提示文
-*-

説明

肘掛内蔵式テーブル装置

【課題】テーブルが肘掛内に自重落下したときの衝撃緩和及び破損防止並びにテーブル収納時のがたつき防止を行いつつ、肘掛におけるヒンジ設置場所に制約が生じないようにヒンジ自体が大きくならない肘掛内蔵式テーブル装置を提供する
【解決手段】肘掛内蔵式テーブル装置は、不使用時に肘掛10の上面に開口11をもつ収納空間12に直立に収納され、小口方向及び面方向に回動するヒンジ31、32により使用時に水平に支持されるテーブル20を有し、収納空間においてテーブルの外縁に接触することでテーブルの小口方向の回動を上方に付勢するアシストアーム40並びにテーブルの小口方向の回動時に互いに摺接してテーブルを収納空間の開口部の長手方向と平行になるよう矯正するガイド60をテーブル及び収納空間の開口部に有している。

-*-

設問
1. 肘掛内蔵式テーブル装置の説明文によれば、テーブルは使用時に何によって水平に支持されますか。
2. 肘掛内蔵式テーブル装置の説明文を、最後の文の後から書き継ぎなさい。

-*-

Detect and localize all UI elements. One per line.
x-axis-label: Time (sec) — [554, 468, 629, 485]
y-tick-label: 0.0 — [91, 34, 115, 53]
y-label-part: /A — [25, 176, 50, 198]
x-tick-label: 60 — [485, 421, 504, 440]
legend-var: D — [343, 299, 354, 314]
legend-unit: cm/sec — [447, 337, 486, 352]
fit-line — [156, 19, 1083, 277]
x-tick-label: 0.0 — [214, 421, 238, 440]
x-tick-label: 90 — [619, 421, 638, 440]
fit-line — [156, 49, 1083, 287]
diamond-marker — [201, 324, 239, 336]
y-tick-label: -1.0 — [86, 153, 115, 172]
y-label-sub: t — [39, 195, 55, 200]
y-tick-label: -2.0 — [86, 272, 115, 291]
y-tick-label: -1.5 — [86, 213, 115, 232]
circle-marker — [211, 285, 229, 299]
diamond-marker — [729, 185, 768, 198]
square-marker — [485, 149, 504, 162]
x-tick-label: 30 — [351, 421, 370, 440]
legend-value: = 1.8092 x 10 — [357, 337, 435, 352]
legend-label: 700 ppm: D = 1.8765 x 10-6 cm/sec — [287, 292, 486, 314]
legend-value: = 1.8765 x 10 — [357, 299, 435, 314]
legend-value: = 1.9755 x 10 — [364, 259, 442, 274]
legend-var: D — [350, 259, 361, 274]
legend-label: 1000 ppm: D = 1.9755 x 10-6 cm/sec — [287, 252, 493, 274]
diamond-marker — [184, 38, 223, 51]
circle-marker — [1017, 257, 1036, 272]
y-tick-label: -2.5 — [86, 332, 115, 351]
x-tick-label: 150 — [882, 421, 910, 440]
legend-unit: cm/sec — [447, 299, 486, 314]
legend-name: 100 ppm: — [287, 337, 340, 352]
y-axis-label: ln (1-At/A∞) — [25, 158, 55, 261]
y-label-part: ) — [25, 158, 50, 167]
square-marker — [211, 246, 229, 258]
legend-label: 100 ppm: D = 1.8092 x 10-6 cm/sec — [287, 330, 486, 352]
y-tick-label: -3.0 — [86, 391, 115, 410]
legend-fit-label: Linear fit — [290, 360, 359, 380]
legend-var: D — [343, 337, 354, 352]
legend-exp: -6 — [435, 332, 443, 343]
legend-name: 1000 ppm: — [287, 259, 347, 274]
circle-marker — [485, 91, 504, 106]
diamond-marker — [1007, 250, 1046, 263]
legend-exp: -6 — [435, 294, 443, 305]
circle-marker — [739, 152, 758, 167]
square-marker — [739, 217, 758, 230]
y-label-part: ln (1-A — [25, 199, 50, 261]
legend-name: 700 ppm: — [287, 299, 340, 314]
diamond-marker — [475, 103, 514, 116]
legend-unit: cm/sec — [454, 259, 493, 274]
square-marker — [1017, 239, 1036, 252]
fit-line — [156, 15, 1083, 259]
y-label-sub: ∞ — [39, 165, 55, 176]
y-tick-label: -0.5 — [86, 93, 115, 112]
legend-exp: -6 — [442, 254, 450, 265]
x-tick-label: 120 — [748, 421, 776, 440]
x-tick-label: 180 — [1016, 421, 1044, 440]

-*-

解答
1. 小口方向及び面方向に回動するヒンジ31、32によって支持されます。

2.
【発明の詳細な説明】
【技術分野】
【0001】
本発明は、乗り物等の座席に設けられる肘掛内蔵式テーブル装置(インアームテーブル装置)に関するものである。
【背景技術】
【0002】
図6に示すように、乗り物等の座席は、不使用時には肘掛101内に収納され、使用時には肘掛101内から引き出され、水平に保持されるテーブル102が設けられることがある。このようなテーブル102は、ヒンジ103により回動可能に肘掛に具設されているため、誤ってテーブルが肘掛101内に自重落下したとき、衝撃音が発生したり、衝撃でテーブル102等が破損したりすることがあった。また、テーブル102収納時に、テーブル102が正規状態で収納されないときにもテーブル102等が破損したりすることがあった。
【0003】
そこで、テーブルが肘掛101内に自重落下したときの衝撃を緩和するものとして、特許文献1記載のように、ヒンジのピン構造に抵抗体を介装したものが提案されていた。
【0004】
特許文献2記載のように、ヒンジに付勢手段を設けたものが提案されていた。
【0005】
特許文献3記載のように、テーブルの外縁に回動緩慢部材を摺接させるものが提案されていた。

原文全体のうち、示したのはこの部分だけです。